◆ TEXTE EXTRAIT ◆
==========

Protections hygiéniques et anatomie féminine, des sujets tabous ? Si c'est le cas, l'équipe de la médecine préventive du campus Croix-Rouge de l'Université de Reims (URCA) a cassé les codes. Des étudiants et étudiantes ont bénéficié de la distribution gratuite de culottes menstruelles et ont participé à une conférence sur le clitoris le 8 mars 2023. Ils nous en parlent.
Il aura suffi d'un mail. Peu avant la fin des cours, le 7 mars 2023, les étudiants de l'université de Reims Champagne-Ardenne (URCA) ont reçu une notification sur leur boîte e-mail universitaire. En l'ouvrant, ils y ont lu : "distribution de culottes menstruelles sur les campus de l'URCA". C'est comme ça que la grande majorité des étudiantes ont été informées et se sont rendues à "l'amphi 8" du campus Croix-Rouge le 8 mars 2023.

==========

(Entrées de position des éléments)
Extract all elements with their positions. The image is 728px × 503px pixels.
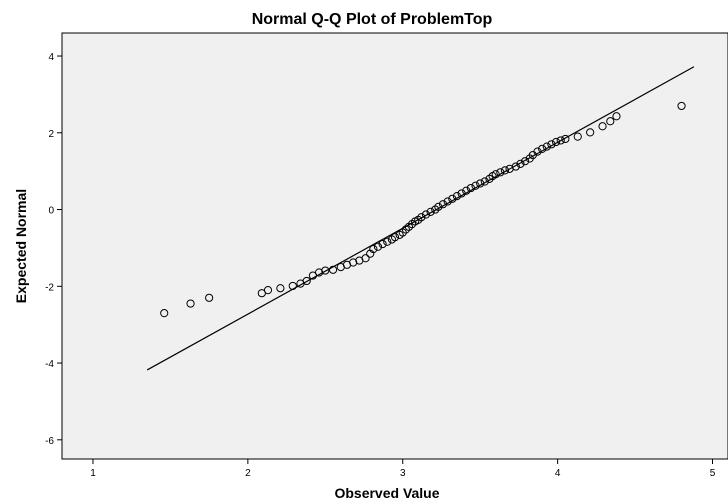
data-point: [573, 132, 582, 141]
data-point: [521, 157, 530, 166]
data-point: [471, 181, 480, 190]
data-point: [457, 189, 466, 198]
data-point: [383, 237, 392, 246]
data-point: [328, 265, 338, 274]
x-axis: 1 2 3 4 5: [90, 459, 716, 479]
data-point: [369, 244, 378, 254]
data-point: [160, 309, 169, 318]
x-tick-label: 2: [245, 468, 251, 479]
data-point: [500, 166, 510, 175]
y-tick-label: 2: [48, 129, 54, 140]
data-point: [561, 134, 570, 144]
data-point: [276, 284, 285, 293]
data-point: [606, 117, 615, 126]
chart-title: Normal Q-Q Plot of ProblemTop: [252, 11, 493, 28]
data-point: [480, 177, 489, 186]
data-point: [443, 197, 452, 206]
y-axis-label: Expected Normal: [13, 189, 29, 303]
data-point: [349, 258, 358, 267]
plot-area: [61, 32, 728, 460]
x-tick-label: 5: [710, 468, 716, 479]
data-point: [421, 210, 431, 219]
data-point: [263, 286, 273, 295]
data-point: [390, 233, 400, 242]
y-tick-label: -6: [45, 436, 54, 447]
y-axis: 4 2 0 -2 -4 -6: [45, 52, 62, 447]
x-tick-label: 1: [90, 468, 96, 479]
data-point: [551, 137, 561, 147]
data-point: [677, 101, 686, 111]
y-tick-label: -4: [45, 359, 54, 370]
data-point: [466, 183, 475, 193]
data-point: [533, 147, 542, 156]
data-point: [448, 194, 457, 203]
data-point: [417, 213, 426, 222]
data-point: [586, 128, 595, 137]
data-point: [516, 159, 525, 168]
data-point: [438, 200, 448, 209]
data-point: [547, 140, 556, 149]
data-point: [496, 168, 505, 177]
data-point: [315, 268, 324, 277]
data-point: [511, 162, 520, 171]
data-point: [452, 192, 462, 201]
x-tick-label: 3: [400, 468, 406, 479]
data-point: [186, 299, 195, 308]
data-point: [426, 207, 435, 216]
y-tick-label: 0: [48, 206, 54, 217]
data-point: [491, 170, 500, 179]
data-points: [160, 101, 686, 318]
y-tick-label: 4: [48, 52, 54, 63]
data-point: [361, 254, 370, 263]
data-point: [598, 122, 607, 131]
data-point: [373, 242, 383, 251]
data-point: [612, 112, 621, 121]
data-point: [538, 144, 547, 154]
data-point: [321, 266, 330, 275]
data-point: [205, 293, 214, 302]
x-axis-label: Observed Value: [334, 485, 439, 501]
data-point: [378, 239, 387, 249]
data-point: [288, 281, 297, 291]
data-point: [434, 202, 443, 211]
data-point: [542, 142, 551, 151]
data-point: [556, 136, 565, 145]
data-point: [462, 186, 471, 195]
y-tick-label: -2: [45, 282, 54, 293]
x-tick-label: 4: [555, 468, 561, 479]
data-point: [476, 179, 485, 188]
reference-line: [146, 66, 695, 371]
data-point: [302, 276, 311, 286]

==========

◆ TRAVAIL DEMANDÉ ◆
Rédigez la suite de l'article sur la distribution de culottes menstruelles à l'URCA, en reprenant juste après sa dernière phrase.

◆ RÉPONSE PROPOSÉE ◆
Munies d'une carte étudiante, elles passent une par une devant le stock de 5 000 culottes pour choisir la taille qui leur convient. "Je n'avais jamais essayé les culottes menstruelles parce que c'était trop cher. Ça peut coûter 30 ou 40€. Alors c'est toujours intéressant, en tant qu'étudiante, de pouvoir bénéficier d'offres gratuites. Je n'en aurais jamais acheté sinon", témoigne Lenna Deboves (20 ans), étudiante en langue étrangère appliquée. "D'ailleurs, je trouve que ça devrait être gratuit", ajoute-elle après avoir choisi sa taille.
Gratuit, ou du moins remboursée par la Sécurité Sociale. C'est ce qu'a annoncé Elisabeth Borne pour toutes les femmes de moins de 25 ans, à partir de 2024. "Cette opération ne sera certainement pas renouvelée sous cette forme, puisqu'elle ne sera bientôt plus utile. Mais on mettra en place d'autres choses pour lutter contre la précarité menstruelle", précise d'ailleurs Marie-Odette Victor, responsable communication à l'université de Reims (URCA).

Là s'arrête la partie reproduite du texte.